# Tarefa
Transcreva todas as linhas abaixo sem nenhuma alteração, por favor, mas deixe as imagens fora da resposta.

# Dados

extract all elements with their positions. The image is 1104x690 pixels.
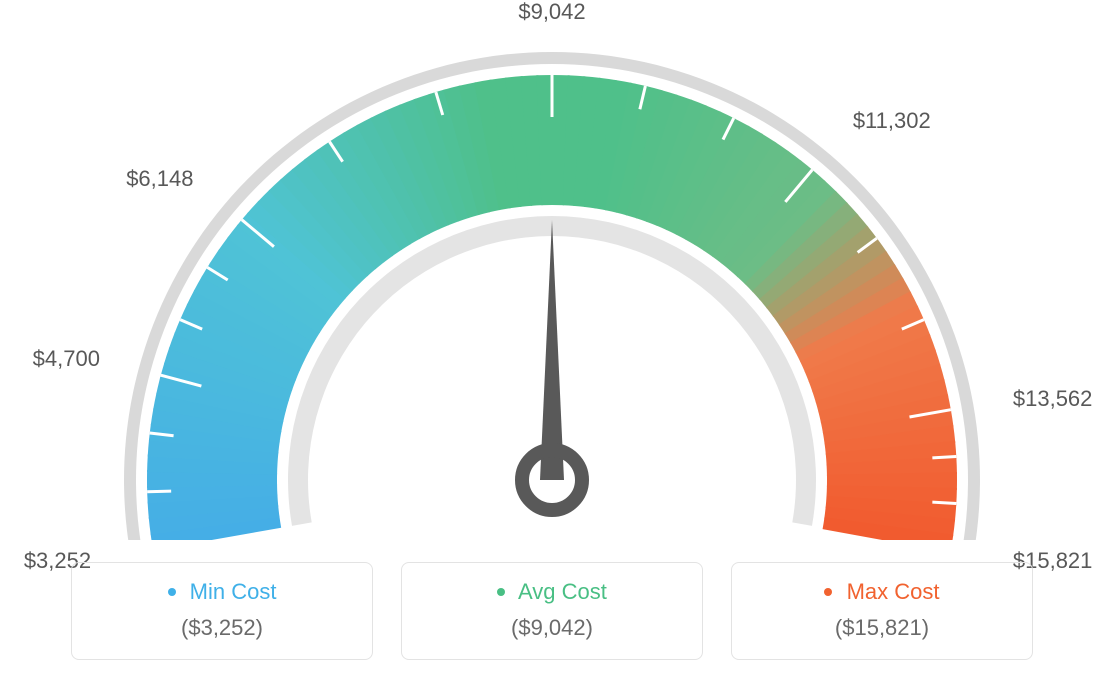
avg-cost-value: ($9,042) — [402, 615, 702, 641]
gauge-svg — [0, 0, 1104, 540]
gauge-tick-label: $6,148 — [126, 166, 193, 192]
avg-cost-title: Avg Cost — [402, 579, 702, 605]
avg-cost-card: Avg Cost ($9,042) — [401, 562, 703, 660]
min-cost-title: Min Cost — [72, 579, 372, 605]
avg-cost-bullet — [497, 588, 505, 596]
gauge-tick-label: $13,562 — [1013, 386, 1093, 412]
min-cost-value: ($3,252) — [72, 615, 372, 641]
max-cost-value: ($15,821) — [732, 615, 1032, 641]
gauge-tick-label: $9,042 — [518, 0, 585, 25]
max-cost-title-text: Max Cost — [847, 579, 940, 604]
min-cost-title-text: Min Cost — [190, 579, 277, 604]
min-cost-bullet — [168, 588, 176, 596]
max-cost-card: Max Cost ($15,821) — [731, 562, 1033, 660]
legend-row: Min Cost ($3,252) Avg Cost ($9,042) Max … — [0, 562, 1104, 660]
gauge-tick-label: $11,302 — [853, 108, 931, 134]
min-cost-card: Min Cost ($3,252) — [71, 562, 373, 660]
avg-cost-title-text: Avg Cost — [518, 579, 607, 604]
max-cost-title: Max Cost — [732, 579, 1032, 605]
max-cost-bullet — [824, 588, 832, 596]
cost-gauge: $3,252$4,700$6,148$9,042$11,302$13,562$1… — [0, 0, 1104, 540]
gauge-tick-label: $4,700 — [33, 346, 100, 372]
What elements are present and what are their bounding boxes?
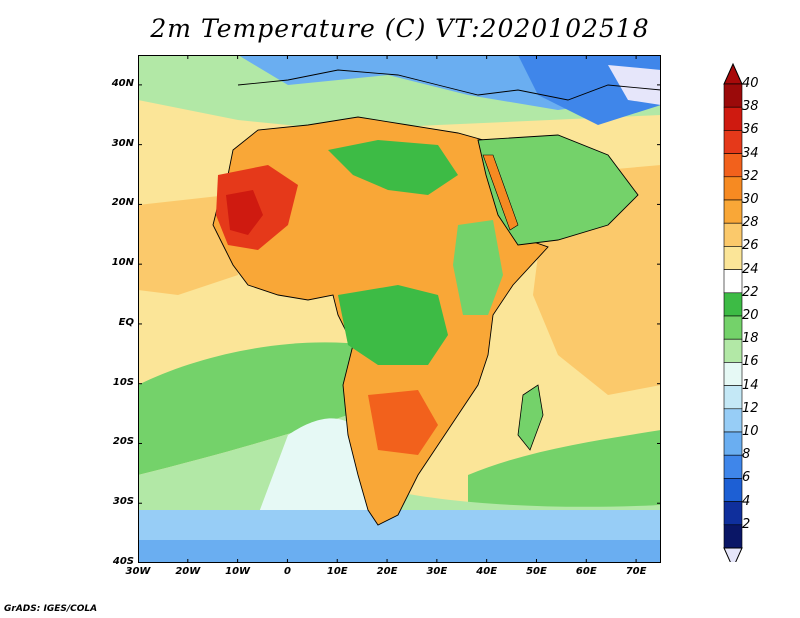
colorbar-swatch [723, 130, 743, 154]
colorbar-swatch [723, 338, 743, 363]
colorbar-swatch [723, 176, 743, 201]
colorbar-tick-label: 18 [742, 331, 759, 347]
colorbar-tick-label: 12 [742, 400, 759, 416]
sahara-very-hot [226, 190, 263, 235]
lat-tick-label: 30N [111, 137, 134, 149]
lat-tick-label: 40N [111, 77, 134, 89]
lon-tick-label: 70E [625, 566, 647, 577]
arabian-peninsula [477, 134, 639, 246]
colorbar-tick-label: 36 [742, 122, 759, 138]
colorbar-swatch [723, 478, 743, 502]
south-indian-green [468, 430, 661, 515]
credit-text: GrADS: IGES/COLA [4, 604, 98, 614]
colorbar-swatch [723, 408, 743, 433]
colorbar-swatch [723, 362, 743, 386]
lon-tick-label: 30W [125, 566, 151, 577]
lon-tick-label: 20E [376, 566, 398, 577]
colorbar-tick-label: 28 [742, 215, 759, 231]
colorbar-swatch [723, 454, 743, 479]
north-africa-green [328, 140, 458, 195]
lon-tick-label: 0 [283, 566, 291, 577]
southern-africa-hot [368, 390, 438, 455]
colorbar-swatch [723, 292, 743, 317]
lon-tick-label: 20W [175, 566, 201, 577]
colorbar-tick-label: 4 [742, 493, 751, 509]
lon-tick-label: 10E [326, 566, 348, 577]
map-title: 2m Temperature (C) VT:2020102518 [150, 14, 650, 43]
lon-tick-label: 10W [225, 566, 251, 577]
lat-tick-label: 30S [112, 496, 134, 508]
lon-tick-label: 50E [526, 566, 547, 577]
lon-tick-label: 30E [426, 566, 448, 577]
temperature-map [138, 55, 661, 563]
colorbar-tick-label: 26 [742, 238, 759, 254]
colorbar-tick-label: 40 [742, 76, 759, 91]
colorbar-tick-label: 14 [742, 377, 759, 393]
red-sea [482, 154, 519, 231]
southern-ocean-pale [258, 418, 373, 515]
colorbar-tick-label: 16 [742, 354, 759, 370]
colorbar-tick-label: 10 [742, 424, 759, 439]
colorbar-swatch [723, 501, 743, 526]
colorbar-tick-label: 24 [742, 261, 759, 277]
east-africa-green [453, 220, 503, 315]
colorbar-swatch [723, 431, 743, 456]
colorbar-tick-label: 34 [742, 145, 759, 161]
south-atlantic-green [138, 342, 368, 475]
lat-tick-label: 40S [112, 556, 134, 567]
colorbar-swatch [723, 385, 743, 410]
colorbar-swatch [723, 153, 743, 178]
colorbar-swatch [723, 83, 743, 108]
atlantic-warm-band [138, 195, 238, 295]
colorbar-tick-label: 38 [742, 99, 759, 115]
colorbar-tick-label: 2 [742, 516, 751, 532]
colorbar-swatch [723, 246, 743, 270]
madagascar [517, 384, 544, 451]
lat-tick-label: 20N [111, 197, 134, 209]
lon-tick-label: 40E [476, 566, 498, 577]
southern-ocean-deep [138, 540, 661, 563]
colorbar-over-arrow [723, 62, 743, 85]
colorbar-swatch [723, 106, 743, 131]
colorbar-tick-label: 8 [742, 447, 751, 463]
colorbar-tick-label: 6 [742, 470, 751, 486]
colorbar-swatch [723, 222, 743, 247]
lon-tick-label: 60E [575, 566, 597, 577]
lat-tick-label: 10S [112, 376, 134, 388]
colorbar-swatch [723, 315, 743, 340]
colorbar-swatch [723, 524, 743, 549]
congo-green [338, 285, 448, 365]
map-border [138, 55, 661, 563]
colorbar [723, 62, 743, 562]
colorbar-tick-label: 20 [742, 308, 759, 323]
colorbar-tick-label: 30 [742, 192, 759, 207]
lat-tick-label: EQ [118, 316, 134, 328]
tibet-cold [608, 65, 661, 105]
colorbar-under-arrow [723, 547, 743, 562]
lat-tick-label: 10N [111, 257, 134, 269]
colorbar-swatch [723, 199, 743, 224]
lat-tick-label: 20S [112, 436, 134, 448]
colorbar-tick-label: 32 [742, 168, 759, 184]
colorbar-tick-label: 22 [742, 284, 759, 300]
colorbar-swatch [723, 269, 743, 294]
europe-coast [237, 69, 661, 101]
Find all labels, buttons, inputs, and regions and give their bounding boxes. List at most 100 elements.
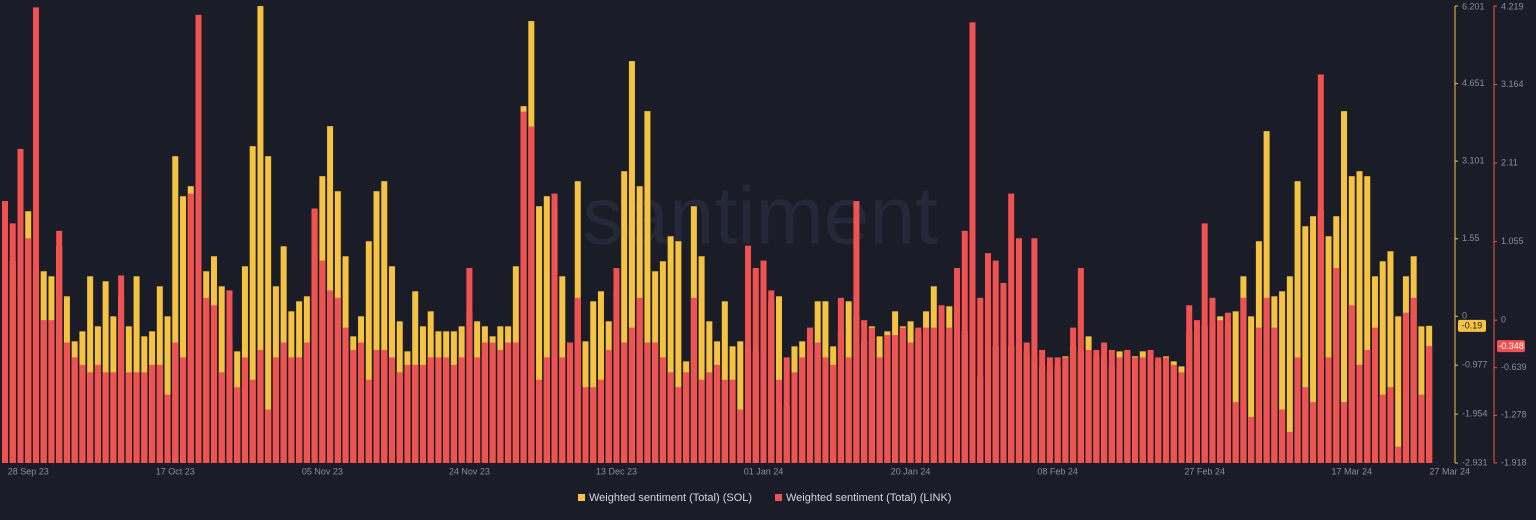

# Resposta
extract all elements with their positions. The image is 1104x690 pixels.
avg-cost-value: ($9,042) — [402, 615, 702, 641]
gauge-svg — [0, 0, 1104, 540]
gauge-tick-label: $6,148 — [126, 166, 193, 192]
avg-cost-title: Avg Cost — [402, 579, 702, 605]
avg-cost-card: Avg Cost ($9,042) — [401, 562, 703, 660]
min-cost-title: Min Cost — [72, 579, 372, 605]
avg-cost-bullet — [497, 588, 505, 596]
gauge-tick-label: $13,562 — [1013, 386, 1093, 412]
min-cost-value: ($3,252) — [72, 615, 372, 641]
max-cost-value: ($15,821) — [732, 615, 1032, 641]
gauge-tick-label: $9,042 — [518, 0, 585, 25]
max-cost-title-text: Max Cost — [847, 579, 940, 604]
min-cost-title-text: Min Cost — [190, 579, 277, 604]
min-cost-bullet — [168, 588, 176, 596]
max-cost-card: Max Cost ($15,821) — [731, 562, 1033, 660]
legend-row: Min Cost ($3,252) Avg Cost ($9,042) Max … — [0, 562, 1104, 660]
gauge-tick-label: $11,302 — [853, 108, 931, 134]
min-cost-card: Min Cost ($3,252) — [71, 562, 373, 660]
avg-cost-title-text: Avg Cost — [518, 579, 607, 604]
max-cost-title: Max Cost — [732, 579, 1032, 605]
max-cost-bullet — [824, 588, 832, 596]
cost-gauge: $3,252$4,700$6,148$9,042$11,302$13,562$1… — [0, 0, 1104, 540]
gauge-tick-label: $4,700 — [33, 346, 100, 372]
What elements are present and what are their bounding boxes?
colorbar-swatch [723, 130, 743, 154]
colorbar-swatch [723, 338, 743, 363]
colorbar-swatch [723, 176, 743, 201]
colorbar-tick-label: 18 [742, 331, 759, 347]
colorbar-tick-label: 12 [742, 400, 759, 416]
sahara-very-hot [226, 190, 263, 235]
lat-tick-label: 30N [111, 137, 134, 149]
lat-tick-label: 40N [111, 77, 134, 89]
lon-tick-label: 70E [625, 566, 647, 577]
arabian-peninsula [477, 134, 639, 246]
colorbar-tick-label: 36 [742, 122, 759, 138]
colorbar-swatch [723, 478, 743, 502]
south-indian-green [468, 430, 661, 515]
credit-text: GrADS: IGES/COLA [4, 604, 98, 614]
colorbar-swatch [723, 408, 743, 433]
colorbar-swatch [723, 362, 743, 386]
lon-tick-label: 30W [125, 566, 151, 577]
lon-tick-label: 20E [376, 566, 398, 577]
colorbar-tick-label: 28 [742, 215, 759, 231]
colorbar-swatch [723, 454, 743, 479]
north-africa-green [328, 140, 458, 195]
lon-tick-label: 0 [283, 566, 291, 577]
southern-africa-hot [368, 390, 438, 455]
colorbar-swatch [723, 292, 743, 317]
lon-tick-label: 20W [175, 566, 201, 577]
colorbar-tick-label: 4 [742, 493, 751, 509]
lon-tick-label: 10E [326, 566, 348, 577]
map-title: 2m Temperature (C) VT:2020102518 [150, 14, 650, 43]
lon-tick-label: 10W [225, 566, 251, 577]
lat-tick-label: 30S [112, 496, 134, 508]
lon-tick-label: 50E [526, 566, 547, 577]
lon-tick-label: 30E [426, 566, 448, 577]
temperature-map [138, 55, 661, 563]
colorbar-tick-label: 26 [742, 238, 759, 254]
colorbar-tick-label: 40 [742, 76, 759, 91]
colorbar-tick-label: 14 [742, 377, 759, 393]
red-sea [482, 154, 519, 231]
southern-ocean-pale [258, 418, 373, 515]
colorbar-tick-label: 16 [742, 354, 759, 370]
colorbar-tick-label: 10 [742, 424, 759, 439]
colorbar-swatch [723, 501, 743, 526]
colorbar-tick-label: 24 [742, 261, 759, 277]
east-africa-green [453, 220, 503, 315]
colorbar-swatch [723, 431, 743, 456]
colorbar-tick-label: 34 [742, 145, 759, 161]
south-atlantic-green [138, 342, 368, 475]
lat-tick-label: 40S [112, 556, 134, 567]
colorbar-swatch [723, 385, 743, 410]
colorbar-swatch [723, 153, 743, 178]
colorbar-swatch [723, 83, 743, 108]
atlantic-warm-band [138, 195, 238, 295]
colorbar-tick-label: 38 [742, 99, 759, 115]
colorbar-tick-label: 2 [742, 516, 751, 532]
colorbar-swatch [723, 246, 743, 270]
madagascar [517, 384, 544, 451]
lat-tick-label: 20N [111, 197, 134, 209]
lon-tick-label: 40E [476, 566, 498, 577]
southern-ocean-deep [138, 540, 661, 563]
colorbar-over-arrow [723, 62, 743, 85]
colorbar-swatch [723, 106, 743, 131]
colorbar-tick-label: 8 [742, 447, 751, 463]
colorbar-tick-label: 6 [742, 470, 751, 486]
colorbar-swatch [723, 222, 743, 247]
lon-tick-label: 60E [575, 566, 597, 577]
lat-tick-label: 10S [112, 376, 134, 388]
colorbar-swatch [723, 315, 743, 340]
colorbar-swatch [723, 524, 743, 549]
congo-green [338, 285, 448, 365]
map-border [138, 55, 661, 563]
colorbar [723, 62, 743, 562]
colorbar-tick-label: 20 [742, 308, 759, 323]
colorbar-tick-label: 30 [742, 192, 759, 207]
lat-tick-label: EQ [118, 316, 134, 328]
tibet-cold [608, 65, 661, 105]
colorbar-under-arrow [723, 547, 743, 562]
lat-tick-label: 10N [111, 257, 134, 269]
colorbar-swatch [723, 199, 743, 224]
lat-tick-label: 20S [112, 436, 134, 448]
colorbar-tick-label: 32 [742, 168, 759, 184]
colorbar-tick-label: 22 [742, 284, 759, 300]
colorbar-swatch [723, 269, 743, 294]
europe-coast [237, 69, 661, 101]
Find all labels, buttons, inputs, and regions and give their bounding boxes. List at most 100 elements.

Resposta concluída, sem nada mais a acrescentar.